Extracted data entries

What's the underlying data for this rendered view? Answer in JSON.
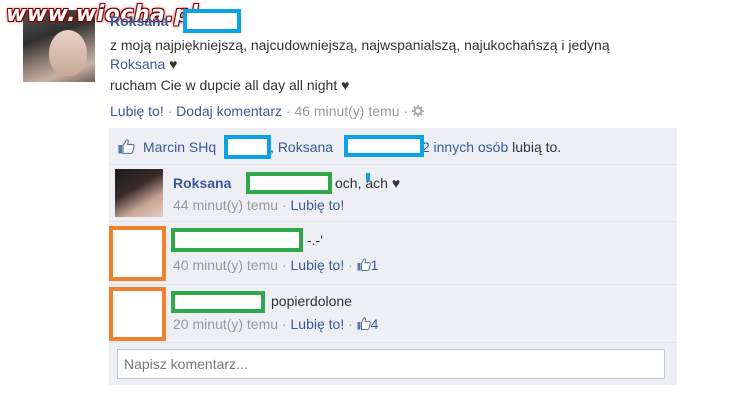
{
  "watermark": "www.wiocha.pl",
  "post": {
    "author": "Roksana",
    "text_line1": "z moją najpiękniejszą, najcudowniejszą, najwspanialszą, najukochańszą i jedyną",
    "tag_name": "Roksana",
    "heart": "♥",
    "text_line2": "rucham Cie w dupcie all day all night ♥",
    "actions": {
      "like": "Lubię to!",
      "separator": "·",
      "add_comment": "Dodaj komentarz",
      "time": "46 minut(y) temu"
    }
  },
  "likes": {
    "person1": "Marcin SHq",
    "comma": ",",
    "person2": "Roksana",
    "others": "i 2 innych osób",
    "suffix": "lubią to."
  },
  "comments": [
    {
      "author": "Roksana",
      "text": "och, ach ♥",
      "time": "44 minut(y) temu",
      "like": "Lubię to!",
      "likes": ""
    },
    {
      "author": "",
      "text": "-.-'",
      "time": "40 minut(y) temu",
      "like": "Lubię to!",
      "likes": "1"
    },
    {
      "author": "",
      "text": "popierdolone",
      "time": "20 minut(y) temu",
      "like": "Lubię to!",
      "likes": "4"
    }
  ],
  "comment_box": {
    "placeholder": "Napisz komentarz..."
  },
  "icons": [
    "gear-icon",
    "thumbs-up-icon"
  ],
  "colors": {
    "link": "#3b5998",
    "ufi_bg": "#edeff4",
    "redact_blue": "#0aa3e8",
    "redact_green": "#2ea84a",
    "redact_orange": "#f2802d"
  }
}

== Set task ==
Pictures stay out; reproduce every line of the records exactly.

== Task response ==
What's the underlying data for this rendered view? Answer in JSON.
{
  "watermark": "www.wiocha.pl",
  "post": {
    "author": "Roksana",
    "text_line1": "z moją najpiękniejszą, najcudowniejszą, najwspanialszą, najukochańszą i jedyną",
    "tag_name": "Roksana",
    "heart": "♥",
    "text_line2": "rucham Cie w dupcie all day all night ♥",
    "actions": {
      "like": "Lubię to!",
      "separator": "·",
      "add_comment": "Dodaj komentarz",
      "time": "46 minut(y) temu"
    }
  },
  "likes": {
    "person1": "Marcin SHq",
    "comma": ",",
    "person2": "Roksana",
    "others": "i 2 innych osób",
    "suffix": "lubią to."
  },
  "comments": [
    {
      "author": "Roksana",
      "text": "och, ach ♥",
      "time": "44 minut(y) temu",
      "like": "Lubię to!",
      "likes": ""
    },
    {
      "author": "",
      "text": "-.-'",
      "time": "40 minut(y) temu",
      "like": "Lubię to!",
      "likes": "1"
    },
    {
      "author": "",
      "text": "popierdolone",
      "time": "20 minut(y) temu",
      "like": "Lubię to!",
      "likes": "4"
    }
  ],
  "comment_box": {
    "placeholder": "Napisz komentarz..."
  },
  "icons": [
    "gear-icon",
    "thumbs-up-icon"
  ],
  "colors": {
    "link": "#3b5998",
    "ufi_bg": "#edeff4",
    "redact_blue": "#0aa3e8",
    "redact_green": "#2ea84a",
    "redact_orange": "#f2802d"
  }
}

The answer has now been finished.